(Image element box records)
------------------------------------

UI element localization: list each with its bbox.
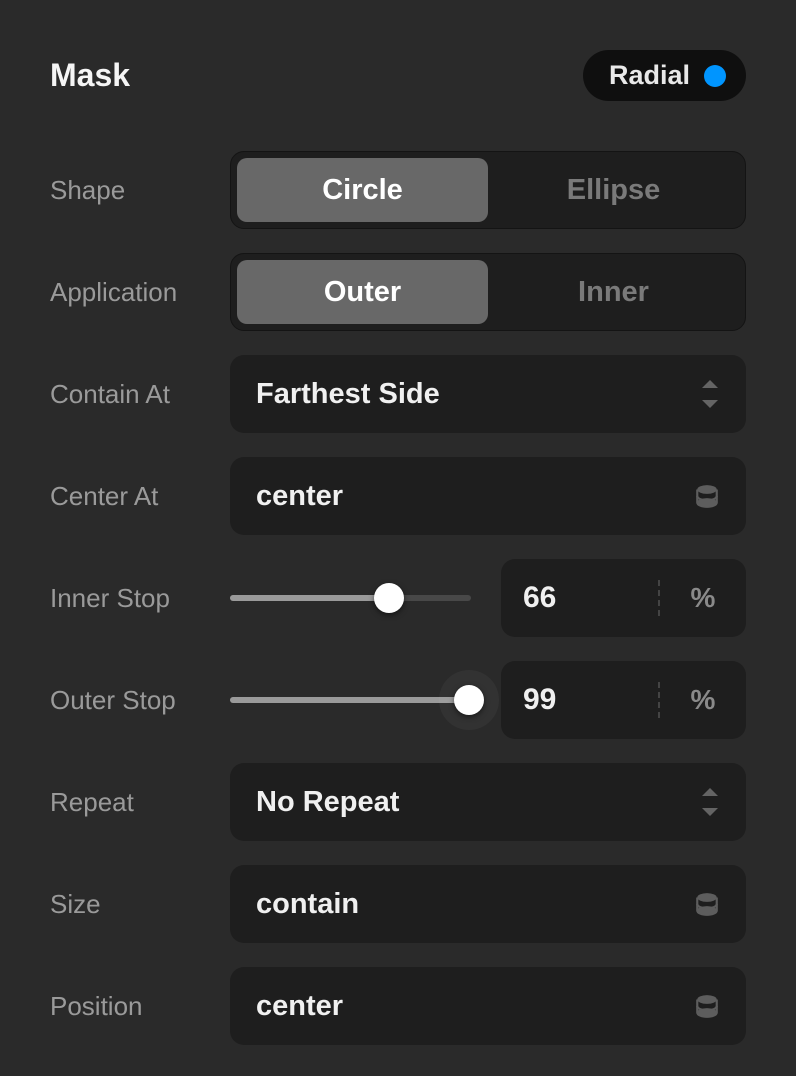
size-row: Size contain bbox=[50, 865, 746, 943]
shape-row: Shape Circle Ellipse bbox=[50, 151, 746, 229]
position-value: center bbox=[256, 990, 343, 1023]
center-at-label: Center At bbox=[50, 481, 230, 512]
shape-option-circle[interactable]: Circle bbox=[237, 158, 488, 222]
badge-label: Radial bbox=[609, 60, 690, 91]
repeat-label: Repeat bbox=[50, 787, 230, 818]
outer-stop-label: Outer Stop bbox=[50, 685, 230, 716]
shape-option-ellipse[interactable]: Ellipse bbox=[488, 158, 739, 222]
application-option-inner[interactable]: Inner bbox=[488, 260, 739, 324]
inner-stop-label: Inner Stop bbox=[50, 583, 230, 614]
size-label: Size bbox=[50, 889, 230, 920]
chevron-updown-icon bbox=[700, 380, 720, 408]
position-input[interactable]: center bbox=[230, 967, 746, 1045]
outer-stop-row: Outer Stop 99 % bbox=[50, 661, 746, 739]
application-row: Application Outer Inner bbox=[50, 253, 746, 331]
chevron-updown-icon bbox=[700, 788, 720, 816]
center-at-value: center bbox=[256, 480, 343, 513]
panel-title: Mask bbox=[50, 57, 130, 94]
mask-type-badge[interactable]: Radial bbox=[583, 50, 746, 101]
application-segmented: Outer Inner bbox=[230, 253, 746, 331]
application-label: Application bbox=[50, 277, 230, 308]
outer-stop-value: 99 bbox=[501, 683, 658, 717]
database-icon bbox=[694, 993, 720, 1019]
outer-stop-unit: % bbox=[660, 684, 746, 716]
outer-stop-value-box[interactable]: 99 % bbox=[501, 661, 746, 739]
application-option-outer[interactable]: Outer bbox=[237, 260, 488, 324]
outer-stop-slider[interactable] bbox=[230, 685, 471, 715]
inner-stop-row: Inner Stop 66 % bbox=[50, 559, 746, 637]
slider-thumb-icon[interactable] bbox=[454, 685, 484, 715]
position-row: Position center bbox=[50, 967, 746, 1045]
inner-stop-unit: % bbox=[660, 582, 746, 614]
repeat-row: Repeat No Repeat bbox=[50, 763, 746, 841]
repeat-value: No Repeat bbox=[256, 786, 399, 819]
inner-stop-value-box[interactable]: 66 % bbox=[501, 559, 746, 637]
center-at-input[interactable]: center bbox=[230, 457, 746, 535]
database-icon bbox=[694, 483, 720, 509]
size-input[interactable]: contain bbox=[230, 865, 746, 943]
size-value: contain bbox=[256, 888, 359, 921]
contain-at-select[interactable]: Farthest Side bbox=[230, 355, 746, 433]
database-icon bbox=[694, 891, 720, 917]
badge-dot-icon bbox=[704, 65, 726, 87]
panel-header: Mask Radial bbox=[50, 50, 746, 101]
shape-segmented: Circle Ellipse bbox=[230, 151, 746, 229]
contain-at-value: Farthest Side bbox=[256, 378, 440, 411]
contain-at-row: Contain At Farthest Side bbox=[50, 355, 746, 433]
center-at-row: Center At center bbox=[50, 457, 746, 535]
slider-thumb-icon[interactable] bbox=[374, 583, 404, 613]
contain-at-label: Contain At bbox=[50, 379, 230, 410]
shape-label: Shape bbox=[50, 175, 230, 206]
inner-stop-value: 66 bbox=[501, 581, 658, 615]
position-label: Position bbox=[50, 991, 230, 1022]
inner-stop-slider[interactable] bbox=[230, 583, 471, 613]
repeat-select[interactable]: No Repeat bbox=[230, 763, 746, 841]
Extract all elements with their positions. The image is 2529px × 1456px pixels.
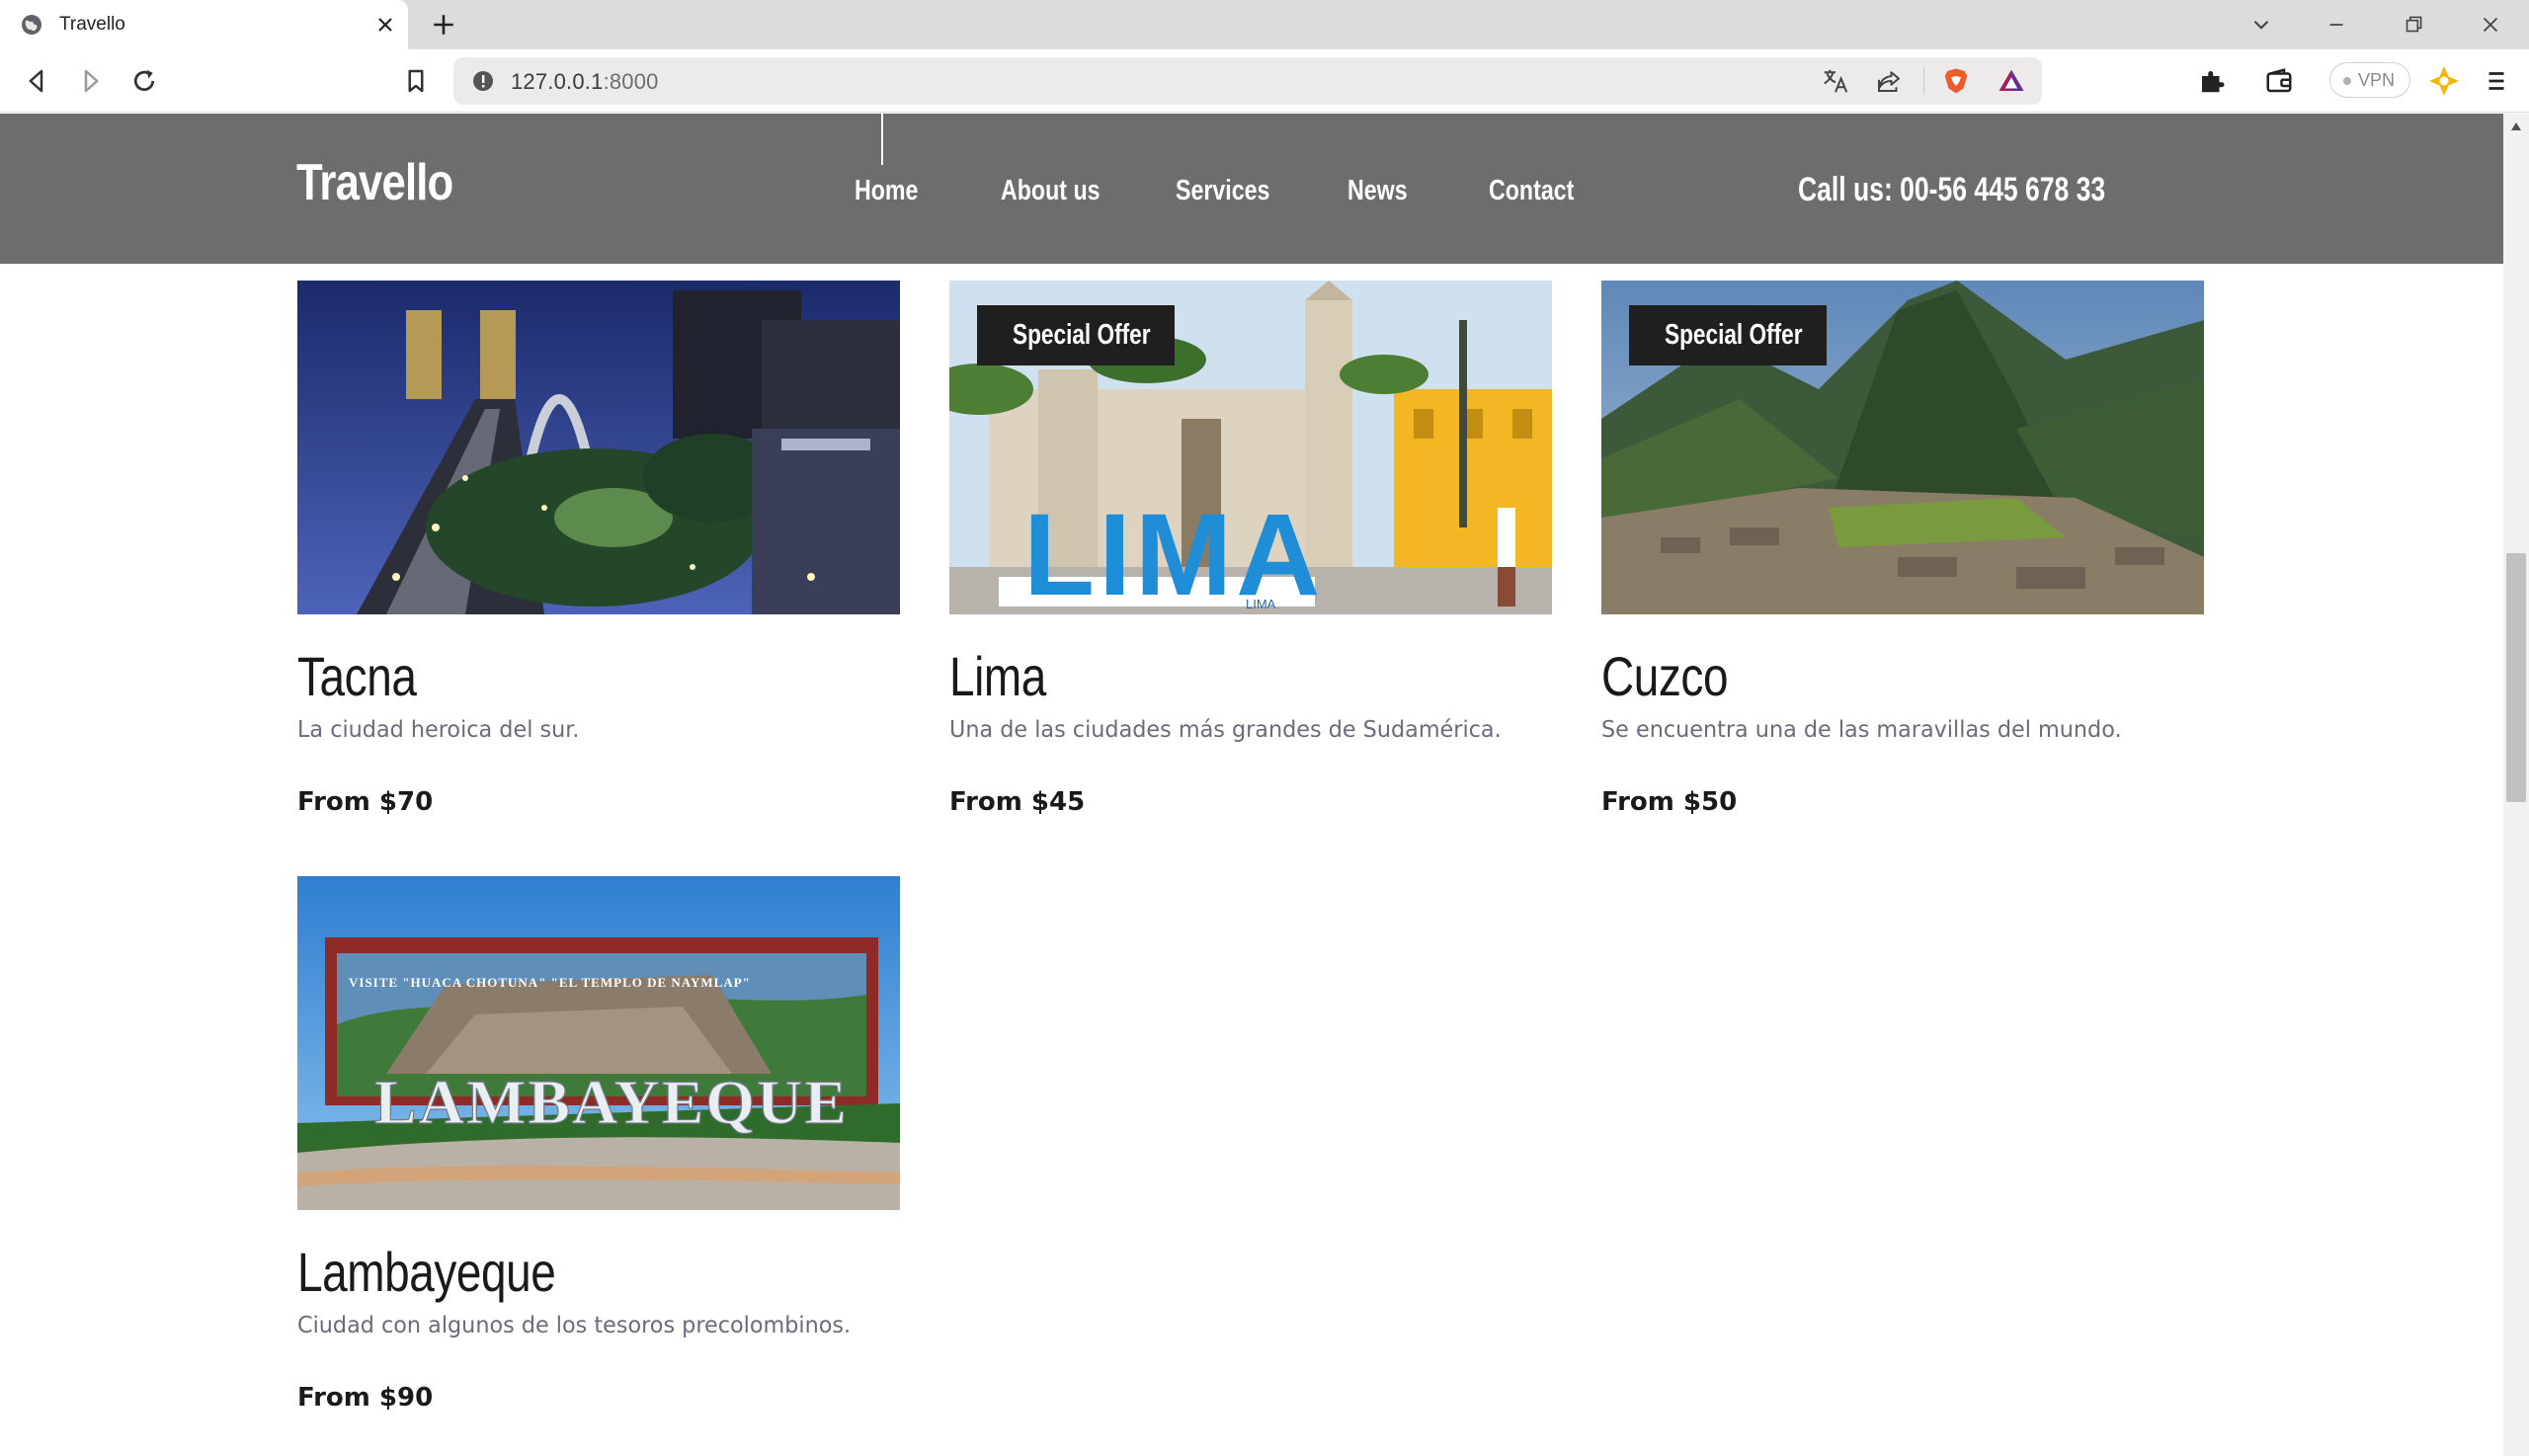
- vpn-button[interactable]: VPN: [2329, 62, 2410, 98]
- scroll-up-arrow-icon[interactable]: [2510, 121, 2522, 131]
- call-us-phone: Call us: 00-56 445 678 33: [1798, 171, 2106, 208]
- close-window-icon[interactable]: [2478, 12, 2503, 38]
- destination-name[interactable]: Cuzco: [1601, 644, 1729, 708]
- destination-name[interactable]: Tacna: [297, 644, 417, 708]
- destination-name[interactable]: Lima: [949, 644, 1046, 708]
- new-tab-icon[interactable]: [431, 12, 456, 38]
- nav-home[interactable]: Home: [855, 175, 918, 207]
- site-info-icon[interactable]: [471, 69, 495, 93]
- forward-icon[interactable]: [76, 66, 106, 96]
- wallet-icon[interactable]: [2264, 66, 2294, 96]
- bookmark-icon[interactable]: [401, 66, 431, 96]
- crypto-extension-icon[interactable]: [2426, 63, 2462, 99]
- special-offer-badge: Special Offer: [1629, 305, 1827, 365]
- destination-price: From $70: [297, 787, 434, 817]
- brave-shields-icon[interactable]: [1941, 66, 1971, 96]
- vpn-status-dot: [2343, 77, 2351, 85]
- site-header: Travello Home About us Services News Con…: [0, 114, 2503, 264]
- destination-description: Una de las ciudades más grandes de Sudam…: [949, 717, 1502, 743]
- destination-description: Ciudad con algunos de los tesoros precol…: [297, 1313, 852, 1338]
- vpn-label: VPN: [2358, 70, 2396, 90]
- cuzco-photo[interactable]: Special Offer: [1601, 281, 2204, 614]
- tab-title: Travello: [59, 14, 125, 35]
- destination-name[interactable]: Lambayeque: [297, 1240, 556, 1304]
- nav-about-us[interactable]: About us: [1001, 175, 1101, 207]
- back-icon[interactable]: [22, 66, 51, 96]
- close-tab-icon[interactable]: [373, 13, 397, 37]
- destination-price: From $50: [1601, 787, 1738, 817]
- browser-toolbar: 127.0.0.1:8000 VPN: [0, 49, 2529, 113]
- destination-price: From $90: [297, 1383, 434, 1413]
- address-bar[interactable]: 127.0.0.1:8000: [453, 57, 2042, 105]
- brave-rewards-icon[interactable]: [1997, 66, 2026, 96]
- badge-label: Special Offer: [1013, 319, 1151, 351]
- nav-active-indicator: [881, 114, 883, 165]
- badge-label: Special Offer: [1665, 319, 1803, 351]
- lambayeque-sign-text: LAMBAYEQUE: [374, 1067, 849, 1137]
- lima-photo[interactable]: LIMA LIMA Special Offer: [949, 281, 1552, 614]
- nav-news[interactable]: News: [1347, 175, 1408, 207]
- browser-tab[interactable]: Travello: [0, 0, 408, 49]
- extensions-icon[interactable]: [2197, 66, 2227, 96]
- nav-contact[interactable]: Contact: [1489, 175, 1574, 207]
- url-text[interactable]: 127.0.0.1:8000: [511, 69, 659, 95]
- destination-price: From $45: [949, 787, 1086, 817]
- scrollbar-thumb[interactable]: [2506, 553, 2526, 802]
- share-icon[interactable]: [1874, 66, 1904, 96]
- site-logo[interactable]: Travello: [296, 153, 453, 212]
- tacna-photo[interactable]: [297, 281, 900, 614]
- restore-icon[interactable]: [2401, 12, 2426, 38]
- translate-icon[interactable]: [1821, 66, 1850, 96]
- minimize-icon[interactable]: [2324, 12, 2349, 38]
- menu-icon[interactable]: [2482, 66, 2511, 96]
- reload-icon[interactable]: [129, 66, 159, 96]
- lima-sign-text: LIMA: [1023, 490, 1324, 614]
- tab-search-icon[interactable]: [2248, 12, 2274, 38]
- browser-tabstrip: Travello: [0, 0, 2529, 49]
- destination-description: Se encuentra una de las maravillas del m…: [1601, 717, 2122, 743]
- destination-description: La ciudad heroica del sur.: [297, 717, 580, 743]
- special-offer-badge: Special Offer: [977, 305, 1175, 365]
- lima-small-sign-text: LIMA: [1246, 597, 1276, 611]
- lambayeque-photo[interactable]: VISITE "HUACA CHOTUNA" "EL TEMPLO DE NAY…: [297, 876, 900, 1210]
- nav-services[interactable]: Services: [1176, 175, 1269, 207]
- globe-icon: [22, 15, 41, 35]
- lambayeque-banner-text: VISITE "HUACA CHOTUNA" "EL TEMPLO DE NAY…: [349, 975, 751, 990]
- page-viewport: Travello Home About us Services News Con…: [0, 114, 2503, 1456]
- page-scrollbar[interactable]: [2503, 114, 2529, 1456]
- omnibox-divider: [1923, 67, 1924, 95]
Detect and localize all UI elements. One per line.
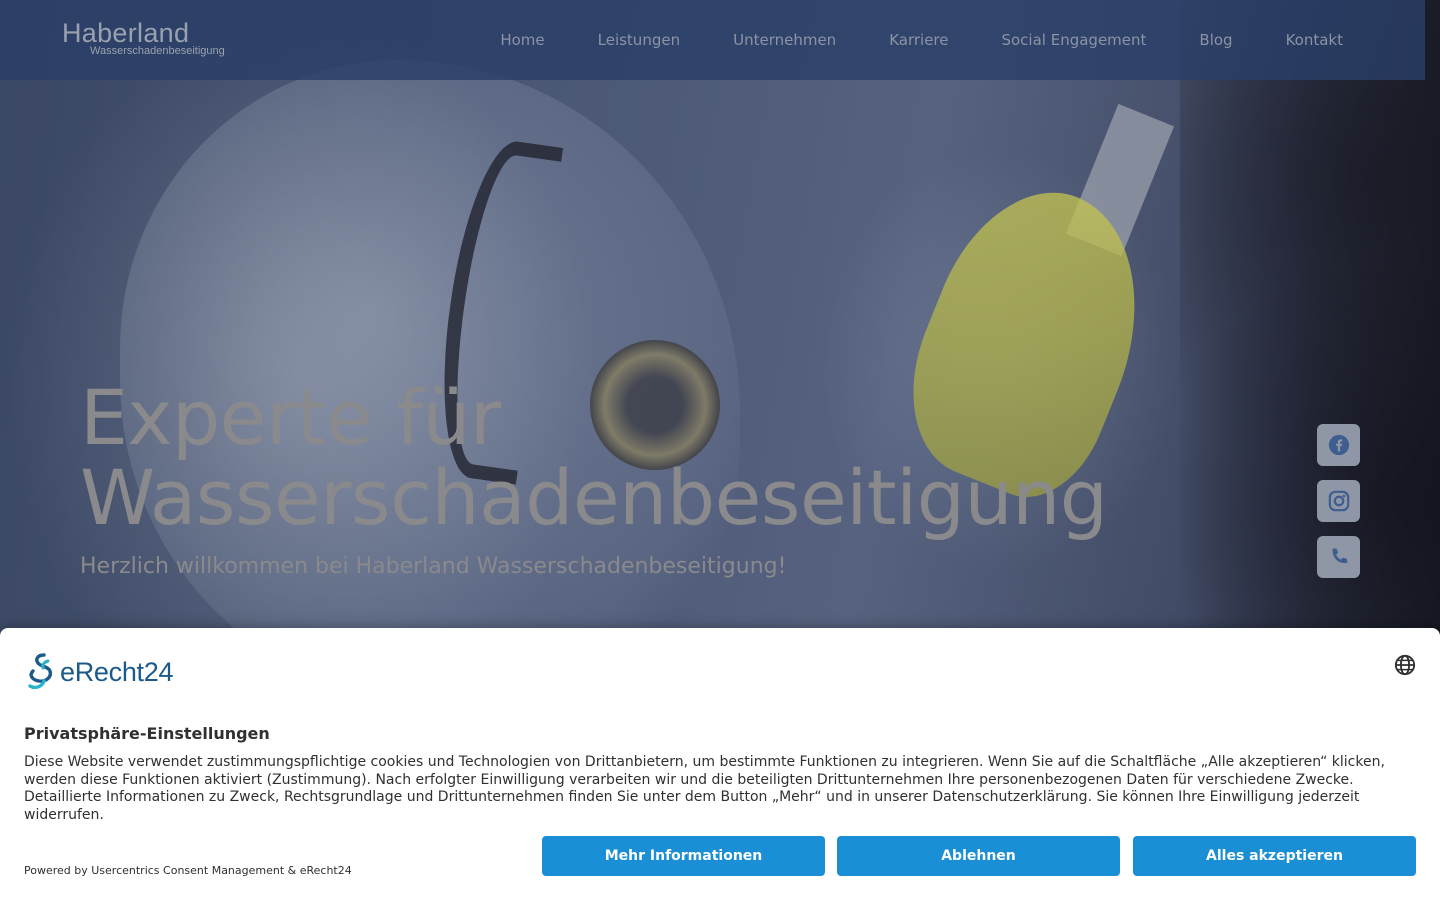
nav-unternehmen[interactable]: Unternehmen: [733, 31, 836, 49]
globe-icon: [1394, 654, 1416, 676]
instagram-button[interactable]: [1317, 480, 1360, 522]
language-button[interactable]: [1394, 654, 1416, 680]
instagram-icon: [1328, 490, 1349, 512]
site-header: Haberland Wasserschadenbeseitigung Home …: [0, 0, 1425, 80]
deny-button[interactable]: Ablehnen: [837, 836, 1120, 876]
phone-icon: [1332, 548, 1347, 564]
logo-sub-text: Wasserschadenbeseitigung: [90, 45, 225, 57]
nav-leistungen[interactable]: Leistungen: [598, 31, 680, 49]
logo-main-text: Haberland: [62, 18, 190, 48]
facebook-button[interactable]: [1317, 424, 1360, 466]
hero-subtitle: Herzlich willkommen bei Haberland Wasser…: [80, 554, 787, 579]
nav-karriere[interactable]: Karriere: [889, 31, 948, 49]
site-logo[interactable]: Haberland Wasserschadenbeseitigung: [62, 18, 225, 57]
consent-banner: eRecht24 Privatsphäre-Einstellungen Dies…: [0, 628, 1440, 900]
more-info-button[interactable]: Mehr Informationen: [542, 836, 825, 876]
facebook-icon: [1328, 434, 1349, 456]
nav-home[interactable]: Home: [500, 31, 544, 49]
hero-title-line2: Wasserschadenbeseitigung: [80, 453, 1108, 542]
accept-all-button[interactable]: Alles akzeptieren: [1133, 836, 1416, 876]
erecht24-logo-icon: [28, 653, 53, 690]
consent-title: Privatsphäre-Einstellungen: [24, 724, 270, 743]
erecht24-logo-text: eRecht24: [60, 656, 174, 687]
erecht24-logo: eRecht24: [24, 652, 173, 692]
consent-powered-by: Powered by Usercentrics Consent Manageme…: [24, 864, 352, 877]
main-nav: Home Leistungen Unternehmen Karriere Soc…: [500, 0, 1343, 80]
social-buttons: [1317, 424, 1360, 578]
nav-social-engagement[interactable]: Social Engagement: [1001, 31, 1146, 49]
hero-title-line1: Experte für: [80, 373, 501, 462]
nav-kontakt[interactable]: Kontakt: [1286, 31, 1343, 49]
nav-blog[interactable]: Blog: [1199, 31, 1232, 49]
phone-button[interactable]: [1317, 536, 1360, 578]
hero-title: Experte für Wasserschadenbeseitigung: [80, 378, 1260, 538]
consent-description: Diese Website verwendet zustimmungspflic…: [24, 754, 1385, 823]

------------------------------------

§ **TASK PROMPT**
Lay out as a numbered list, leaving out blank lines, everything from the line containing "size-row: Size contain" down to the line containing "outer-stop-unit: % bbox=[660, 684, 746, 716]", including both of those lines.

§ **RESPONSE**
1. size-row: Size contain bbox=[50, 865, 746, 943]
2. shape-row: Shape Circle Ellipse bbox=[50, 151, 746, 229]
3. position-value: center bbox=[256, 990, 343, 1023]
4. center-at-label: Center At bbox=[50, 481, 230, 512]
5. shape-option-circle[interactable]: Circle bbox=[237, 158, 488, 222]
6. badge-label: Radial bbox=[609, 60, 690, 91]
7. repeat-label: Repeat bbox=[50, 787, 230, 818]
8. outer-stop-label: Outer Stop bbox=[50, 685, 230, 716]
9. shape-option-ellipse[interactable]: Ellipse bbox=[488, 158, 739, 222]
10. application-option-inner[interactable]: Inner bbox=[488, 260, 739, 324]
11. inner-stop-label: Inner Stop bbox=[50, 583, 230, 614]
12. size-label: Size bbox=[50, 889, 230, 920]
13. chevron-updown-icon bbox=[700, 380, 720, 408]
14. position-input[interactable]: center bbox=[230, 967, 746, 1045]
15. outer-stop-row: Outer Stop 99 % bbox=[50, 661, 746, 739]
16. application-row: Application Outer Inner bbox=[50, 253, 746, 331]
17. chevron-updown-icon bbox=[700, 788, 720, 816]
18. center-at-value: center bbox=[256, 480, 343, 513]
19. panel-title: Mask bbox=[50, 57, 130, 94]
20. mask-type-badge[interactable]: Radial bbox=[583, 50, 746, 101]
21. application-segmented: Outer Inner bbox=[230, 253, 746, 331]
22. application-label: Application bbox=[50, 277, 230, 308]
23. outer-stop-value: 99 bbox=[501, 683, 658, 717]
24. database-icon bbox=[694, 993, 720, 1019]
25. outer-stop-unit: % bbox=[660, 684, 746, 716]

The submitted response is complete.